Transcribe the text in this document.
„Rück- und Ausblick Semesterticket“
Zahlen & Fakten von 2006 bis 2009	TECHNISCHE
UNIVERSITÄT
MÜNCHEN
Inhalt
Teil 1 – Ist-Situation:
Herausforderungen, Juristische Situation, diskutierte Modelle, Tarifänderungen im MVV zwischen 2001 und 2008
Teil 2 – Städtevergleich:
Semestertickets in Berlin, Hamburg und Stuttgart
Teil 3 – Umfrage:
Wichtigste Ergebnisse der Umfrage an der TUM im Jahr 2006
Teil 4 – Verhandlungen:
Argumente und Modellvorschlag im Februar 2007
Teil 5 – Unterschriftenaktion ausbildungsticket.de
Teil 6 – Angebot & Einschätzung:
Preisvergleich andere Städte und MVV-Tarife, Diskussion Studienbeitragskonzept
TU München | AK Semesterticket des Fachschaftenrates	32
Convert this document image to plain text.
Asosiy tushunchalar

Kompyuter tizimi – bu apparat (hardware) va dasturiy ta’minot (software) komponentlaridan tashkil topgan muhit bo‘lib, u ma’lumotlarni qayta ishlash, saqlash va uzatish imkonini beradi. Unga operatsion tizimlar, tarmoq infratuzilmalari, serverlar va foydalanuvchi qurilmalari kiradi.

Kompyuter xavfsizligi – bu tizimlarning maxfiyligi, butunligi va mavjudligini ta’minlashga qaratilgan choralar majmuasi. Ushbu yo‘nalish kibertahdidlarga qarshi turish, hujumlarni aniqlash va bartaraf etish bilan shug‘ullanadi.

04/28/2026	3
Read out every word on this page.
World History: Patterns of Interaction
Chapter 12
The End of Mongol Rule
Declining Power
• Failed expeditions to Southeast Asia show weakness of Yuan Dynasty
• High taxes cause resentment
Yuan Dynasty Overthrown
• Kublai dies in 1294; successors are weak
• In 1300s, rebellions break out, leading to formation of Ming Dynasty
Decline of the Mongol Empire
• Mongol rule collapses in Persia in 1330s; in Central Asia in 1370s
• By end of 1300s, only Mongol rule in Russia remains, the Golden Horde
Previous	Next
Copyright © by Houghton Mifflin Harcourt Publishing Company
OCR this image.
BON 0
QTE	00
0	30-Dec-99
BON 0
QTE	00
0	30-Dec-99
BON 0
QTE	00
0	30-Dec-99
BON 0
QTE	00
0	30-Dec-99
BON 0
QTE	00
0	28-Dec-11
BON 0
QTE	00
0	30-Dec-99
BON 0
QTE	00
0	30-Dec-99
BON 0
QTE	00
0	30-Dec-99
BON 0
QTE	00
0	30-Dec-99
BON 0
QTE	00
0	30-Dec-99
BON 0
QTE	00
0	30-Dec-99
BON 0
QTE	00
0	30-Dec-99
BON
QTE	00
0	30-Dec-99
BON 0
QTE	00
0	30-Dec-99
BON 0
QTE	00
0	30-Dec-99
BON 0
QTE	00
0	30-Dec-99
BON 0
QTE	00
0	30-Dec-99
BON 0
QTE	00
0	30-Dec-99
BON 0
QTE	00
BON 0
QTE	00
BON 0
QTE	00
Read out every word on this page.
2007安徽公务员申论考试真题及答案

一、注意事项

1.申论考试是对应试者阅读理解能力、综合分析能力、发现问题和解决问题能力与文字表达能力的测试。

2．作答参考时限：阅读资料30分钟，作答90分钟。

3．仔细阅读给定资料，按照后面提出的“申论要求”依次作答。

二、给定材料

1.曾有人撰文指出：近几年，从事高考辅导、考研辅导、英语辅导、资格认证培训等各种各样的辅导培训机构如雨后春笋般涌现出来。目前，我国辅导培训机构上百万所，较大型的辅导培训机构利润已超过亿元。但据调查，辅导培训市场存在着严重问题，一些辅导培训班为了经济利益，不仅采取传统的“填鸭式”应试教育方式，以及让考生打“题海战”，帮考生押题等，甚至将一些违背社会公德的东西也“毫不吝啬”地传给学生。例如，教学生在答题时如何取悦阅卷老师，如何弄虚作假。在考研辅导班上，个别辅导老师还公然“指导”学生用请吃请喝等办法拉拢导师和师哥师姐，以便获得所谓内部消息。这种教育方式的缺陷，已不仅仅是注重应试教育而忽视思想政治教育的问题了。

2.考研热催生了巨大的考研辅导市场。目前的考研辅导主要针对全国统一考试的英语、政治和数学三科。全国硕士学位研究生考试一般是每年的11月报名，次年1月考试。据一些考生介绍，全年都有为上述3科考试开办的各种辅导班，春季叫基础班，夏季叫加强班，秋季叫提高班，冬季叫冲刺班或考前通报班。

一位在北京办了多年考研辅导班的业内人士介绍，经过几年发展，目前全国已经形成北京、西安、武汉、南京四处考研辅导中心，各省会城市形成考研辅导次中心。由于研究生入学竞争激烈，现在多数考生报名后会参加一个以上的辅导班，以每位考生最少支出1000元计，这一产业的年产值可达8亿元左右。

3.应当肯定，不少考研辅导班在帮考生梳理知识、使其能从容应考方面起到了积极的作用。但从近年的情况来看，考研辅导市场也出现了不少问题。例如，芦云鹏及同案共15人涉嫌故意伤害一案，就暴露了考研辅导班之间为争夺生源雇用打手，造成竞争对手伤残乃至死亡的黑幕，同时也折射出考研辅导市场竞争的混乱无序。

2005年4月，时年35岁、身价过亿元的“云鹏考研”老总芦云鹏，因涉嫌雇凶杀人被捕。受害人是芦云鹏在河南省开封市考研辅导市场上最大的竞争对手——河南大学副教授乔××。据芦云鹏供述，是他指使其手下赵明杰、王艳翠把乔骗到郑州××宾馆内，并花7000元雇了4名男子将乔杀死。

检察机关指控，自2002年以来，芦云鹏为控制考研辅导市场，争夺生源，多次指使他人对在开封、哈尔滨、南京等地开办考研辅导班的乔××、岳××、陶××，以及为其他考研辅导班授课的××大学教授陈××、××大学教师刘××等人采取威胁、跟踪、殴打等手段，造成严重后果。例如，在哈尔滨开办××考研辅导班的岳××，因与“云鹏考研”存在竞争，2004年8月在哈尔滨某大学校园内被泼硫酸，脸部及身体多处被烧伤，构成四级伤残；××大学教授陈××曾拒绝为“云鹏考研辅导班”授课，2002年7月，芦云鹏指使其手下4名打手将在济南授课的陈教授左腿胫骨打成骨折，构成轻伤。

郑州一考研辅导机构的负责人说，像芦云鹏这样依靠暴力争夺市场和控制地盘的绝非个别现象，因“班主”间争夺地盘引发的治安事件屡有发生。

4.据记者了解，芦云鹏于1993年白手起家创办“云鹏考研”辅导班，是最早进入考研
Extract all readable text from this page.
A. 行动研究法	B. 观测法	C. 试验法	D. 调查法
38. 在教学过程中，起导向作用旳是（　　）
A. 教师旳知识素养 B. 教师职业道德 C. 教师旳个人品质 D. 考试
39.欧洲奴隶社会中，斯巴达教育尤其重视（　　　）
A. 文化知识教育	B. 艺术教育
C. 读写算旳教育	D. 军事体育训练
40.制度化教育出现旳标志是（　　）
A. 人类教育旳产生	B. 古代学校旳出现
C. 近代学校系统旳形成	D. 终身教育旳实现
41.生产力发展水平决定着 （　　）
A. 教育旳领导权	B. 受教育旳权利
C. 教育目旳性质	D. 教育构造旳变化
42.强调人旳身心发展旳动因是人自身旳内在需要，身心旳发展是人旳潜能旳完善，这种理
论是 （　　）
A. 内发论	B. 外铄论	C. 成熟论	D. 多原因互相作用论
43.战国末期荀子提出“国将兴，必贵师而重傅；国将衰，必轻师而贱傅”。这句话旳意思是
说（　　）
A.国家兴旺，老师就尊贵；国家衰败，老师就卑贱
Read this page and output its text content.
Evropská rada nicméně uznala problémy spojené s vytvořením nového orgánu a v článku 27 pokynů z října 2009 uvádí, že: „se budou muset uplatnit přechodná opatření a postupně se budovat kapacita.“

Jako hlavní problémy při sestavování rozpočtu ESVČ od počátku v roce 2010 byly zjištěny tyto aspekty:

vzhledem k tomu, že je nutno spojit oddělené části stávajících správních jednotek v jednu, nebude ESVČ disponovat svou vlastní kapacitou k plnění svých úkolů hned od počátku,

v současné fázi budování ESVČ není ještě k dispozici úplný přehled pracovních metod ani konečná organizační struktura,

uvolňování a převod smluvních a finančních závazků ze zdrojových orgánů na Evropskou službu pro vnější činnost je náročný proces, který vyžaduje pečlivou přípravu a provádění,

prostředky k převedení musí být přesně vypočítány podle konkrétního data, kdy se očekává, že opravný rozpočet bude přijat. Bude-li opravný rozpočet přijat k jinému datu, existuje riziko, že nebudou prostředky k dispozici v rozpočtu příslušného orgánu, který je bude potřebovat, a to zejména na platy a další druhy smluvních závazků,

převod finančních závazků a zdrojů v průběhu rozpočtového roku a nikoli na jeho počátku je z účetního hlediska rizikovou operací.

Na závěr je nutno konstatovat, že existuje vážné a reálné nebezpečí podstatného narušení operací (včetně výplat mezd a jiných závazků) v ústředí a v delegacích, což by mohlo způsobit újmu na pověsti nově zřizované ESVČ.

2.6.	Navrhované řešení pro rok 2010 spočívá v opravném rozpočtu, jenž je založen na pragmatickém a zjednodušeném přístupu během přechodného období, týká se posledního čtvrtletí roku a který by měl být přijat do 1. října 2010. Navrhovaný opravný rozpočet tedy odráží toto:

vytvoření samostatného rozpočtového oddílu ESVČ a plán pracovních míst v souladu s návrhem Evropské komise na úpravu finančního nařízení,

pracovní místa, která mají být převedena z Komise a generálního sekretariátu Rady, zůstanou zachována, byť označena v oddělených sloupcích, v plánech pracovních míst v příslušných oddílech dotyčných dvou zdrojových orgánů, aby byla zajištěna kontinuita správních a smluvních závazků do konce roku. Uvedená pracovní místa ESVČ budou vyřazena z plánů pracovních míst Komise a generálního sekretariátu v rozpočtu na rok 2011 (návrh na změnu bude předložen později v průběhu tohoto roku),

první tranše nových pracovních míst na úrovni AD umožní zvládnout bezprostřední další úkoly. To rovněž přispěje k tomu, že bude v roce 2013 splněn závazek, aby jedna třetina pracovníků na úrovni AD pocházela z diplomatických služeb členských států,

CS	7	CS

> _WHAT IS BEING ASKED_:
Take each line of the material that contains the word "další" and list it.

> _CORRECT ANSWER_:
prostředky k převedení musí být přesně vypočítány podle konkrétního data, kdy se očekává, že opravný rozpočet bude přijat. Bude-li opravný rozpočet přijat k jinému datu, existuje riziko, že nebudou prostředky k dispozici v rozpočtu příslušného orgánu, který je bude potřebovat, a to zejména na platy a další druhy smluvních závazků,
první tranše nových pracovních míst na úrovni AD umožní zvládnout bezprostřední další úkoly. To rovněž přispěje k tomu, že bude v roce 2013 splněn závazek, aby jedna třetina pracovníků na úrovni AD pocházela z diplomatických služeb členských států,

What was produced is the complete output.